Dataset items:
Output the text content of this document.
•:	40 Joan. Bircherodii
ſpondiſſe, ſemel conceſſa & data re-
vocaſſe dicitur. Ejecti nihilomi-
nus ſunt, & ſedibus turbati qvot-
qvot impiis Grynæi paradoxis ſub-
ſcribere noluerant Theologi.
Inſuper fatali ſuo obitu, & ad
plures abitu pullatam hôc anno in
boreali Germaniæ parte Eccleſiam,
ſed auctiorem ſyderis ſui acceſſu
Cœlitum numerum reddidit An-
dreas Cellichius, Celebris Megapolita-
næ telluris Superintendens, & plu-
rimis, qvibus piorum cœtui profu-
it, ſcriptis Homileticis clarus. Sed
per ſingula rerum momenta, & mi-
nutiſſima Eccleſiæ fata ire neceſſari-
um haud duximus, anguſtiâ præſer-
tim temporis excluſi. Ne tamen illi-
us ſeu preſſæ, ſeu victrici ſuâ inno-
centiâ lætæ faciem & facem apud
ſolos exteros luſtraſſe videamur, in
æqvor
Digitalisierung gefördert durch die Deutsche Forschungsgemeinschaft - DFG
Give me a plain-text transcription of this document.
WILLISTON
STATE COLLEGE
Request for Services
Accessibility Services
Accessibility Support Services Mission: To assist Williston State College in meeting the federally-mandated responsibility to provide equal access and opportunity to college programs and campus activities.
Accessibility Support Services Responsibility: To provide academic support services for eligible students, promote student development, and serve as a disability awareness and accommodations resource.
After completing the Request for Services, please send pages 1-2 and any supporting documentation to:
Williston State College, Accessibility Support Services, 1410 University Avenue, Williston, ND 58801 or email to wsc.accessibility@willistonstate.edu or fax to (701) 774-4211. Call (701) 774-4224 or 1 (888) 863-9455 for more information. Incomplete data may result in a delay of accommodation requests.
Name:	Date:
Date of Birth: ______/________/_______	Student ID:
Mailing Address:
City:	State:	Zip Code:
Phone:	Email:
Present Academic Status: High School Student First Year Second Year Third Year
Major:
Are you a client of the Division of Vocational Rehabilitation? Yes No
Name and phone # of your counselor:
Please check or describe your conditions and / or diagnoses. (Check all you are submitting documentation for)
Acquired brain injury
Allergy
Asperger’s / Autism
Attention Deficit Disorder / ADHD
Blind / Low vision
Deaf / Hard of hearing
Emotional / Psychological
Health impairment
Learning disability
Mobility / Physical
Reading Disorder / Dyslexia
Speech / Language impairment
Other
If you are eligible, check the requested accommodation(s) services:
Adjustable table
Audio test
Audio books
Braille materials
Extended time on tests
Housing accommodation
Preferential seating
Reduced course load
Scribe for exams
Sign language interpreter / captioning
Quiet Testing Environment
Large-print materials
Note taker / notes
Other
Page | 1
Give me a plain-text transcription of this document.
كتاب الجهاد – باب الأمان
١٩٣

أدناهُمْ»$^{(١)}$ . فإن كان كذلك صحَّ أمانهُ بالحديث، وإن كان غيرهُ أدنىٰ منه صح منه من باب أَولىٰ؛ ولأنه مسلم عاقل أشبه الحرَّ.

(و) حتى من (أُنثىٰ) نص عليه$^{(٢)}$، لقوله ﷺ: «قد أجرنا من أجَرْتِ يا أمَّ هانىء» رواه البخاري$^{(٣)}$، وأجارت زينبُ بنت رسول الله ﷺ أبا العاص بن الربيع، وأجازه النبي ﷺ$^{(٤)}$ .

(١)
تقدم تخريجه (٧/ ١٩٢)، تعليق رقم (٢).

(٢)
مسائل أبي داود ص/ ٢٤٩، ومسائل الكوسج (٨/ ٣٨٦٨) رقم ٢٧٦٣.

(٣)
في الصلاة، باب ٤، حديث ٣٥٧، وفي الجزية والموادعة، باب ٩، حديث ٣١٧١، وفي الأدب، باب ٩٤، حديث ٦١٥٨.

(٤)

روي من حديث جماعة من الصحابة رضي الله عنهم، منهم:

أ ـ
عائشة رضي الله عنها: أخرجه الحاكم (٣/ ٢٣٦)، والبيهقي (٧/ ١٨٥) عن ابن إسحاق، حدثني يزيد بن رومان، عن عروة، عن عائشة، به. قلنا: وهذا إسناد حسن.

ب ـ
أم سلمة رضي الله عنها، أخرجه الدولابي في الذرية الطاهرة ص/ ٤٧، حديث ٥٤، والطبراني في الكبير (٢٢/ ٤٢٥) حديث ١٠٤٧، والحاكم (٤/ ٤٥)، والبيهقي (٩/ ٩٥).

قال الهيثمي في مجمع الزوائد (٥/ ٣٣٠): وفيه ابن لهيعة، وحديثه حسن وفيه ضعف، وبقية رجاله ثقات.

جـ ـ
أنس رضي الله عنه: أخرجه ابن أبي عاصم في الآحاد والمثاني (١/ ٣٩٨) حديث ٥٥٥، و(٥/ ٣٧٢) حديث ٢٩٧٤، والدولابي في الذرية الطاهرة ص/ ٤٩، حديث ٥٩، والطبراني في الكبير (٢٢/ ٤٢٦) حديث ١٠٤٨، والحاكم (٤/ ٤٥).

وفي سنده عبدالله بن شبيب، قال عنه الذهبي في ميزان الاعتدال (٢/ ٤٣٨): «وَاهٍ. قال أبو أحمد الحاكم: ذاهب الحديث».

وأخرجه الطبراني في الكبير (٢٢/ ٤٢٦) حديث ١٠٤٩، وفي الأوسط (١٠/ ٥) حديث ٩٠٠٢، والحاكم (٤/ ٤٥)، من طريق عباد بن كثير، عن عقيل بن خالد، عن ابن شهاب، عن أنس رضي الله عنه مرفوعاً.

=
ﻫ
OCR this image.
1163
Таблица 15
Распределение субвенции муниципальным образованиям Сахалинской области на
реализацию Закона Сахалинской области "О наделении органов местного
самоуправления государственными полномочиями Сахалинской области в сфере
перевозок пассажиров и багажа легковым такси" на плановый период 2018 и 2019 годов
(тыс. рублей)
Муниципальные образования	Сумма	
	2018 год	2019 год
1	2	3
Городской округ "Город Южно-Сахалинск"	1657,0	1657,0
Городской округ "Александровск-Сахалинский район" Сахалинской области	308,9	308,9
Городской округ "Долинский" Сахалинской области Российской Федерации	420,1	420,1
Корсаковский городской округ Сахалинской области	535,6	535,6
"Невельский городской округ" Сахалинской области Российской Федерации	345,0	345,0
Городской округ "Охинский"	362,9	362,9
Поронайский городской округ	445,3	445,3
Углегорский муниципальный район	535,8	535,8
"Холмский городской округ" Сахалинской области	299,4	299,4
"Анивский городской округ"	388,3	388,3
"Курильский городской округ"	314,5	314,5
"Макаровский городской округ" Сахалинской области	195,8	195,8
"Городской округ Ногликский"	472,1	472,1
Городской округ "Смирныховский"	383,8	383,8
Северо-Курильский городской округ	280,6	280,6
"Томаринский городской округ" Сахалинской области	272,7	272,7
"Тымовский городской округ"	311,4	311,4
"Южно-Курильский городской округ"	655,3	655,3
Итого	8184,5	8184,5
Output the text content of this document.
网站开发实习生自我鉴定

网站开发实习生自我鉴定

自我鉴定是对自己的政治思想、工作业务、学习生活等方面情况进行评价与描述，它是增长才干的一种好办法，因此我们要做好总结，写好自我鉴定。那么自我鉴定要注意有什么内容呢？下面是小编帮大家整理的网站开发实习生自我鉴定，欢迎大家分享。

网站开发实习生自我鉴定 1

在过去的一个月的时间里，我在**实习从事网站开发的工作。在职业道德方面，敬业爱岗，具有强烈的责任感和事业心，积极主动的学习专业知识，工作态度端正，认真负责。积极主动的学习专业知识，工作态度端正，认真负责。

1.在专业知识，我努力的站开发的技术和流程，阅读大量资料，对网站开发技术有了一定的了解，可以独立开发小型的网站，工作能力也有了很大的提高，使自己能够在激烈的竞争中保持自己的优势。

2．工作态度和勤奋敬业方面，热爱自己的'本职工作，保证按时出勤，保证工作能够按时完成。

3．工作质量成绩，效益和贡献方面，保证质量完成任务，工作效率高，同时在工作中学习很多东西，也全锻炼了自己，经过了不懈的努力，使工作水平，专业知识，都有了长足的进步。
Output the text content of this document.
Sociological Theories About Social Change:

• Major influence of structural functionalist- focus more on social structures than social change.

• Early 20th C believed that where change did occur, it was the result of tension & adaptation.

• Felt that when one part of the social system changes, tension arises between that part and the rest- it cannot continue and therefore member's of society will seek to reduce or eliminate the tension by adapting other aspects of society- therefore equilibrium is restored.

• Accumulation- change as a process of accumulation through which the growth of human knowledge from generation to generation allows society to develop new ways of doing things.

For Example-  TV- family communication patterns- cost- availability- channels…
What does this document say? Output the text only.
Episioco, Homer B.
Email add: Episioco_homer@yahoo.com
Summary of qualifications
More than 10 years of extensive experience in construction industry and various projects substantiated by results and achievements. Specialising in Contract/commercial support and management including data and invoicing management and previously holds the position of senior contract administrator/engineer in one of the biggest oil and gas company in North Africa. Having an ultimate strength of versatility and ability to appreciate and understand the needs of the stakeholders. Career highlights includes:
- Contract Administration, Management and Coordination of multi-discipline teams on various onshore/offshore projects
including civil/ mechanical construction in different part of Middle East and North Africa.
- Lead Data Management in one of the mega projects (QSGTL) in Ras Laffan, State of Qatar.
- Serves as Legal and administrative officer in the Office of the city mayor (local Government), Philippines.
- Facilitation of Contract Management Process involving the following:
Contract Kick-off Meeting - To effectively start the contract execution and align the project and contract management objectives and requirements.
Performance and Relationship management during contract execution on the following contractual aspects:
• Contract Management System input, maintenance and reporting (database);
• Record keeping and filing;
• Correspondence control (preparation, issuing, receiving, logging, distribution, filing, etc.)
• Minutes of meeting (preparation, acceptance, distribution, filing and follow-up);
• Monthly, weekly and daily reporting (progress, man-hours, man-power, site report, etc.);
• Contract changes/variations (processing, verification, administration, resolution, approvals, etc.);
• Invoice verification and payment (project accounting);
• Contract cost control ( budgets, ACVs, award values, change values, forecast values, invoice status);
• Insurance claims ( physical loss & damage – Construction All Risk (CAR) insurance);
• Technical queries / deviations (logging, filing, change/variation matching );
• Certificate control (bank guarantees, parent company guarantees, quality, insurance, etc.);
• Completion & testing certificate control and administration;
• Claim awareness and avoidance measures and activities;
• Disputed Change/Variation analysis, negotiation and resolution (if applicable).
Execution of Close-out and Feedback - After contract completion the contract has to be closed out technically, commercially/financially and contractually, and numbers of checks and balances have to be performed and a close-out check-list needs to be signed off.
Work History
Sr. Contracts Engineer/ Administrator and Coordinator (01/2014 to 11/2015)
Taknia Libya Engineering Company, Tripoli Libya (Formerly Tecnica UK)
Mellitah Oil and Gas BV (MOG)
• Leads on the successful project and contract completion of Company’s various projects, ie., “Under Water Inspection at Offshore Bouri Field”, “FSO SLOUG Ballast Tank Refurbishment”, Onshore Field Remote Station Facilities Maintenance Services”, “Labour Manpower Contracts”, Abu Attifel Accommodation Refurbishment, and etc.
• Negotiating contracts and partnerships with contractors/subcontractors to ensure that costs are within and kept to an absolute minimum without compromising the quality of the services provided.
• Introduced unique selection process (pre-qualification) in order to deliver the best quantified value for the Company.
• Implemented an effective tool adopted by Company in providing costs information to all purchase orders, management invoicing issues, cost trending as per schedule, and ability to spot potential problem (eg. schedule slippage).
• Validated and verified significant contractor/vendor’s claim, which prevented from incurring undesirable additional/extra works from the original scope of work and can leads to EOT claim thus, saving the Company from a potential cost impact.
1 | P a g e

▸ TASK BRIEF
Note how many lines of the material contain the string "والبيهقي". Then report that number by itself.

▸ SOLUTION FOR THIS PROBLEM
2